Data records
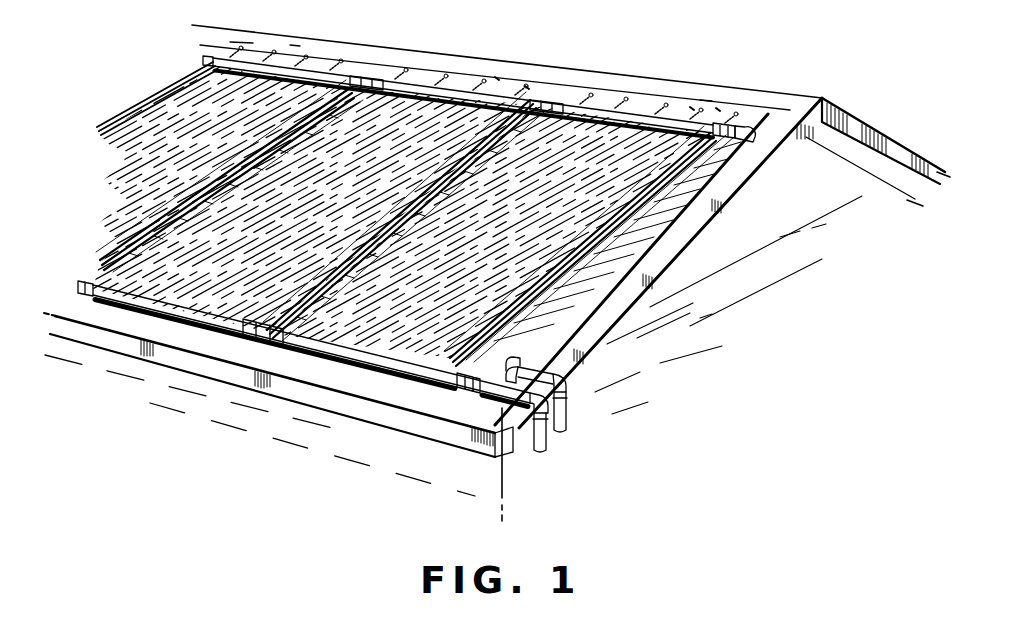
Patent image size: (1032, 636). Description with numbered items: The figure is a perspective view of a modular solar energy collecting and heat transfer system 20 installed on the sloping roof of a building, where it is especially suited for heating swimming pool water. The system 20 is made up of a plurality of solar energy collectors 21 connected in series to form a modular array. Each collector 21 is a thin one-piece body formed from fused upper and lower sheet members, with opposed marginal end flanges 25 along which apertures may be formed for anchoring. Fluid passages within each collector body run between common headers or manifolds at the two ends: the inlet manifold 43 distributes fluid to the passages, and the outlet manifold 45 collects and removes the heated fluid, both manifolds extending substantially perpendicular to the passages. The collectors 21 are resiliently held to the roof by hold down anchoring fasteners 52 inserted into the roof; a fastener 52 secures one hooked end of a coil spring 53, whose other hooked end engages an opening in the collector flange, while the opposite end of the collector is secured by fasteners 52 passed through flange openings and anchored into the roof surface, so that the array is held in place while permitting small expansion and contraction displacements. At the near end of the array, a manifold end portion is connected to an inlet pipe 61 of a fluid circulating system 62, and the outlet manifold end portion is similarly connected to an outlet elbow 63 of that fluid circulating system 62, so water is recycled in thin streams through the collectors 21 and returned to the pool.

The solar energy collecting and heat transfer system 20 is at (431, 66).
The solar energy collector 21 is at (313, 72).
The marginal end flange 25 is at (267, 342).
The inlet manifold 43 is at (439, 390).
The outlet manifold 45 is at (582, 103).
The hold down anchoring fastener 52 is at (527, 87).
The coil spring 53 is at (473, 80).
The inlet pipe 61 is at (503, 445).
The fluid circulating system 62 is at (576, 388).
The outlet elbow 63 is at (752, 133).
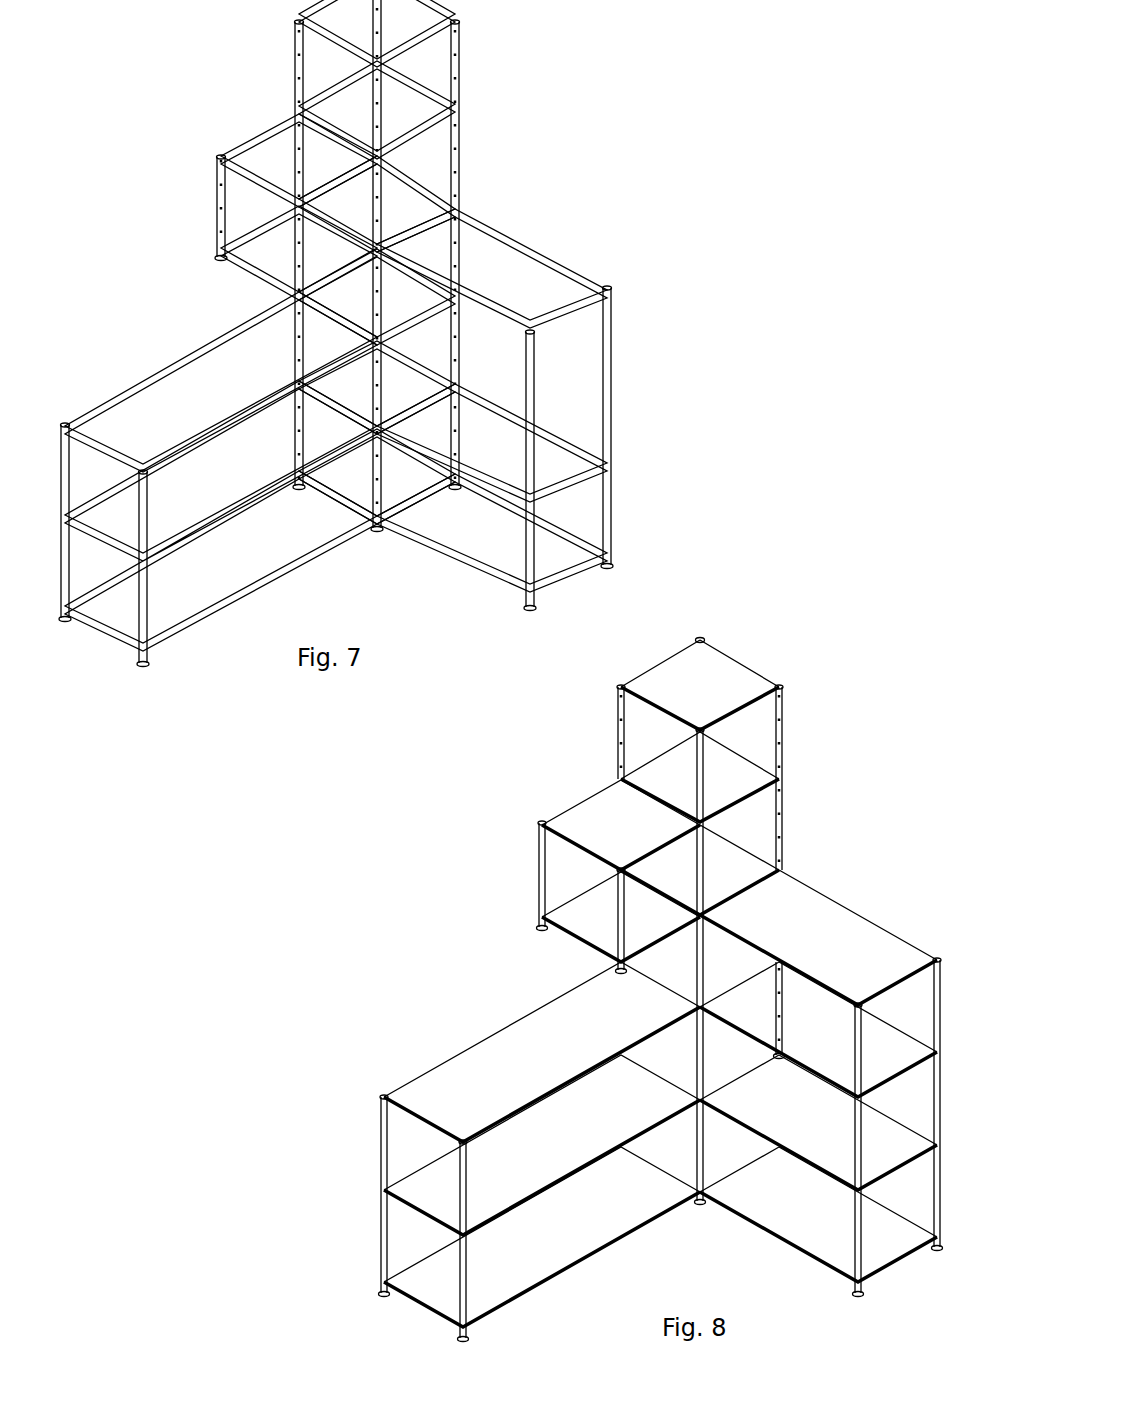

*Your goal*: Format every line of the listing above as a JSON array of strings, one string per line, skipping blank lines and leaving out the pictures.

*Reply to the exercise*:
[
  "Patent image size: (1032, 636). Description with numbered items: The figure is a perspective view of a modular solar energy collecting and heat transfer system 20 installed on the sloping roof of a building, where it is especially suited for heating swimming pool water. The system 20 is made up of a plurality of solar energy collectors 21 connected in series to form a modular array. Each collector 21 is a thin one-piece body formed from fused upper and lower sheet members, with opposed marginal end flanges 25 along which apertures may be formed for anchoring. Fluid passages within each collector body run between common headers or manifolds at the two ends: the inlet manifold 43 distributes fluid to the passages, and the outlet manifold 45 collects and removes the heated fluid, both manifolds extending substantially perpendicular to the passages. The collectors 21 are resiliently held to the roof by hold down anchoring fasteners 52 inserted into the roof; a fastener 52 secures one hooked end of a coil spring 53, whose other hooked end engages an opening in the collector flange, while the opposite end of the collector is secured by fasteners 52 passed through flange openings and anchored into the roof surface, so that the array is held in place while permitting small expansion and contraction displacements. At the near end of the array, a manifold end portion is connected to an inlet pipe 61 of a fluid circulating system 62, and the outlet manifold end portion is similarly connected to an outlet elbow 63 of that fluid circulating system 62, so water is recycled in thin streams through the collectors 21 and returned to the pool.",
  "The solar energy collecting and heat transfer system 20 is at (431, 66).",
  "The solar energy collector 21 is at (313, 72).",
  "The marginal end flange 25 is at (267, 342).",
  "The inlet manifold 43 is at (439, 390).",
  "The outlet manifold 45 is at (582, 103).",
  "The hold down anchoring fastener 52 is at (527, 87).",
  "The coil spring 53 is at (473, 80).",
  "The inlet pipe 61 is at (503, 445).",
  "The fluid circulating system 62 is at (576, 388).",
  "The outlet elbow 63 is at (752, 133)."
]